Problem details ▸ Tally every line featuring "County", then give that tally alone.

Dataset excerpts ▸
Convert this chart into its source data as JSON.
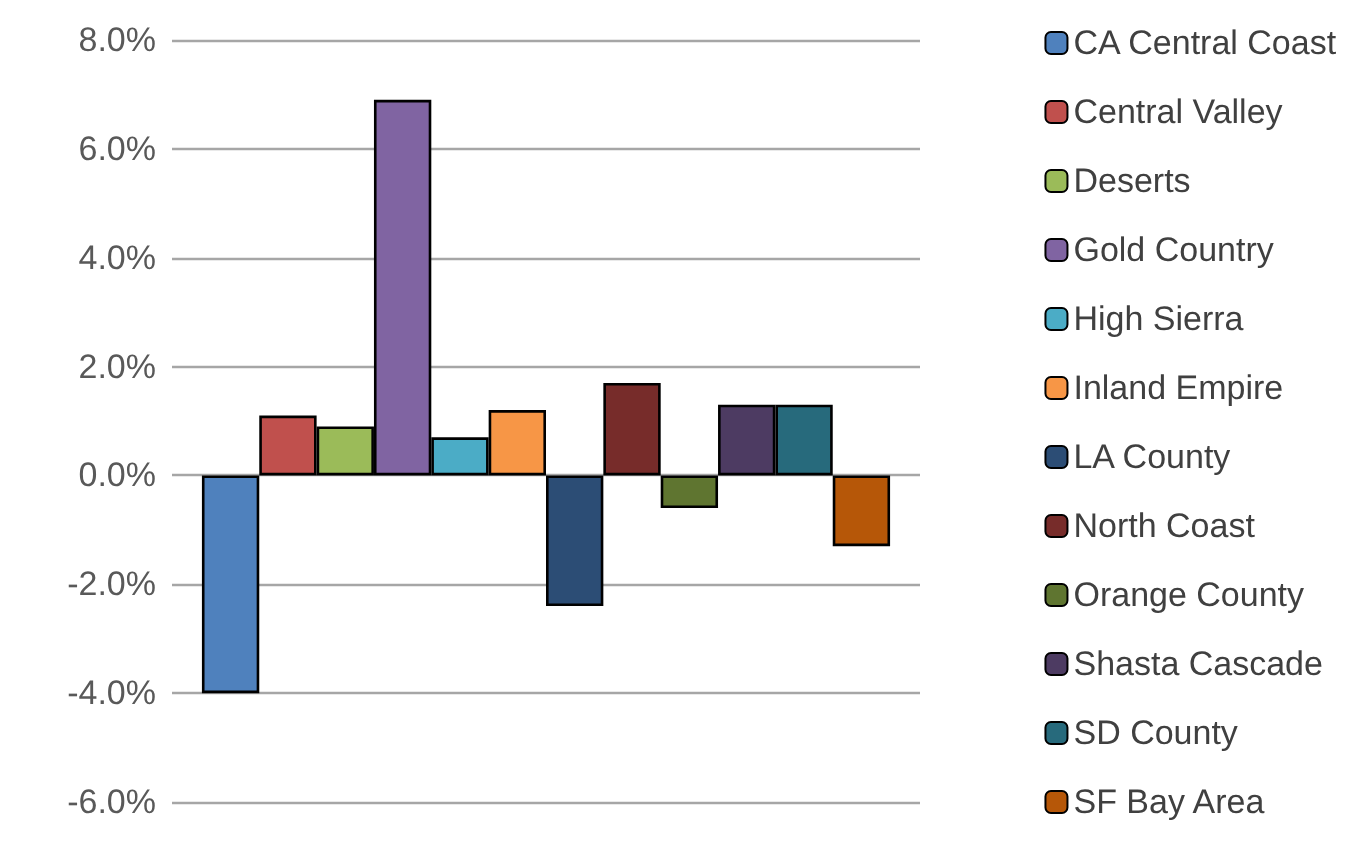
{
  "chart_data": {
    "type": "bar",
    "categories": [
      null
    ],
    "series": [
      {
        "name": "CA Central Coast",
        "color": "#4f81bd",
        "values": [
          -4.0
        ]
      },
      {
        "name": "Central Valley",
        "color": "#c0504d",
        "values": [
          1.1
        ]
      },
      {
        "name": "Deserts",
        "color": "#9bbb59",
        "values": [
          0.9
        ]
      },
      {
        "name": "Gold Country",
        "color": "#8064a2",
        "values": [
          6.9
        ]
      },
      {
        "name": "High Sierra",
        "color": "#4bacc6",
        "values": [
          0.7
        ]
      },
      {
        "name": "Inland Empire",
        "color": "#f79646",
        "values": [
          1.2
        ]
      },
      {
        "name": "LA County",
        "color": "#2c4d75",
        "values": [
          -2.4
        ]
      },
      {
        "name": "North Coast",
        "color": "#772c2a",
        "values": [
          1.7
        ]
      },
      {
        "name": "Orange County",
        "color": "#5f7530",
        "values": [
          -0.6
        ]
      },
      {
        "name": "Shasta Cascade",
        "color": "#4d3b62",
        "values": [
          1.3
        ]
      },
      {
        "name": "SD County",
        "color": "#276a7c",
        "values": [
          1.3
        ]
      },
      {
        "name": "SF Bay Area",
        "color": "#b65708",
        "values": [
          -1.3
        ]
      }
    ],
    "ylim": [
      -6,
      8
    ],
    "yticks": [
      {
        "value": -6,
        "label": "-6.0%"
      },
      {
        "value": -4,
        "label": "-4.0%"
      },
      {
        "value": -2,
        "label": "-2.0%"
      },
      {
        "value": 0,
        "label": "0.0%"
      },
      {
        "value": 2,
        "label": "2.0%"
      },
      {
        "value": 4,
        "label": "4.0%"
      },
      {
        "value": 6,
        "label": "6.0%"
      },
      {
        "value": 8,
        "label": "8.0%"
      }
    ],
    "grid": "y",
    "legend": "right"
  }
}
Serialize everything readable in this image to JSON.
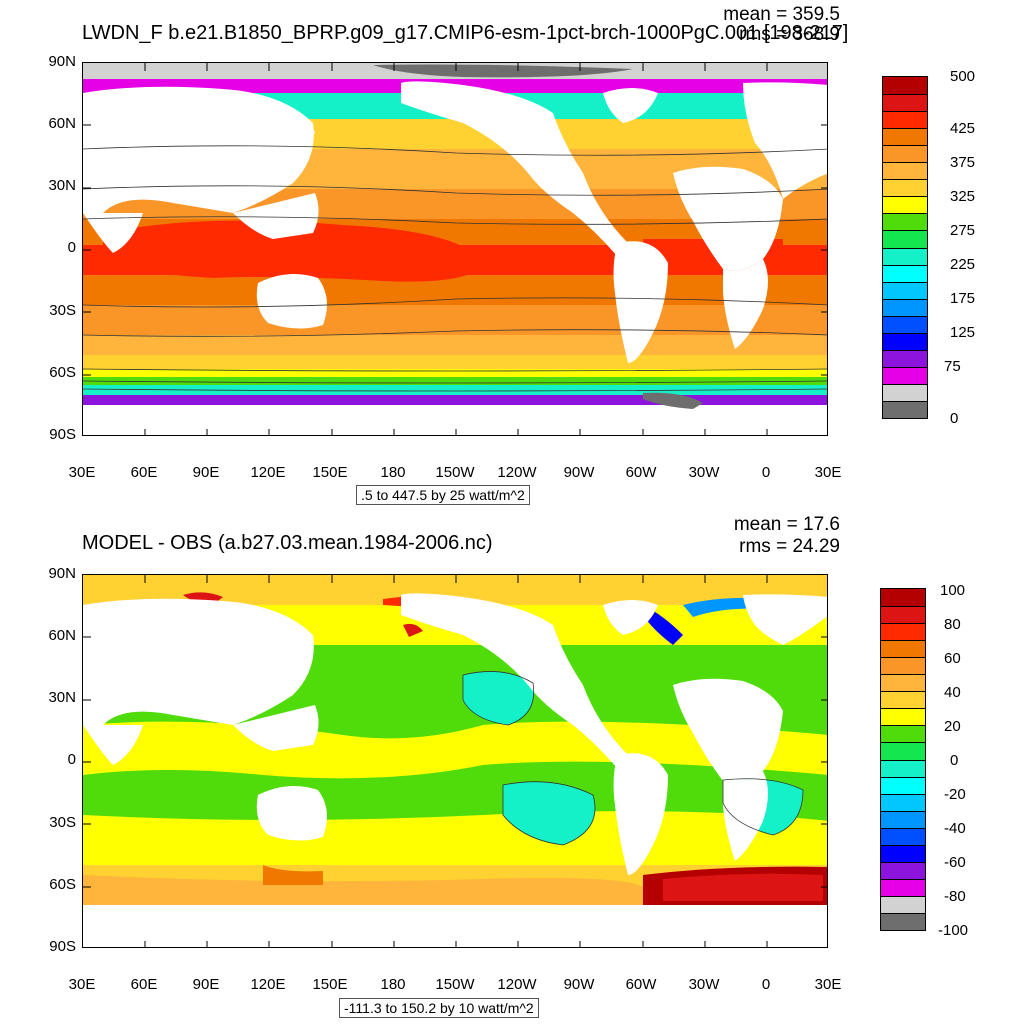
{
  "top_panel": {
    "title": "LWDN_F b.e21.B1850_BPRP.g09_g17.CMIP6-esm-1pct-brch-1000PgC.001 [198-217]",
    "mean_text": "mean = 359.5",
    "rms_text": "rms = 368.9",
    "range_text": ".5 to 447.5 by 25 watt/m^2",
    "lat_labels": [
      "90N",
      "60N",
      "30N",
      "0",
      "30S",
      "60S",
      "90S"
    ],
    "lon_labels": [
      "30E",
      "60E",
      "90E",
      "120E",
      "150E",
      "180",
      "150W",
      "120W",
      "90W",
      "60W",
      "30W",
      "0",
      "30E"
    ],
    "colorbar": {
      "labels": [
        "500",
        "425",
        "375",
        "325",
        "275",
        "225",
        "175",
        "125",
        "75",
        "0"
      ],
      "colors": [
        "#b40000",
        "#dc1414",
        "#ff2a00",
        "#f07800",
        "#fa9628",
        "#ffb43c",
        "#ffd232",
        "#ffff00",
        "#50dc0a",
        "#14e650",
        "#14f0c8",
        "#00ffff",
        "#00c8ff",
        "#0096ff",
        "#0050ff",
        "#0000ff",
        "#8c14dc",
        "#e600e6",
        "#d2d2d2",
        "#6e6e6e"
      ]
    }
  },
  "bottom_panel": {
    "title": "MODEL - OBS (a.b27.03.mean.1984-2006.nc)",
    "mean_text": "mean = 17.6",
    "rms_text": "rms = 24.29",
    "range_text": "-111.3 to 150.2 by 10 watt/m^2",
    "lat_labels": [
      "90N",
      "60N",
      "30N",
      "0",
      "30S",
      "60S",
      "90S"
    ],
    "lon_labels": [
      "30E",
      "60E",
      "90E",
      "120E",
      "150E",
      "180",
      "150W",
      "120W",
      "90W",
      "60W",
      "30W",
      "0",
      "30E"
    ],
    "colorbar": {
      "labels": [
        "100",
        "80",
        "60",
        "40",
        "20",
        "0",
        "-20",
        "-40",
        "-60",
        "-80",
        "-100"
      ],
      "colors": [
        "#b40000",
        "#dc1414",
        "#ff2a00",
        "#f07800",
        "#fa9628",
        "#ffb43c",
        "#ffd232",
        "#ffff00",
        "#50dc0a",
        "#14e650",
        "#14f0c8",
        "#00ffff",
        "#00c8ff",
        "#0096ff",
        "#0050ff",
        "#0000ff",
        "#8c14dc",
        "#e600e6",
        "#d2d2d2",
        "#6e6e6e"
      ]
    }
  }
}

Result of the task ▸ 3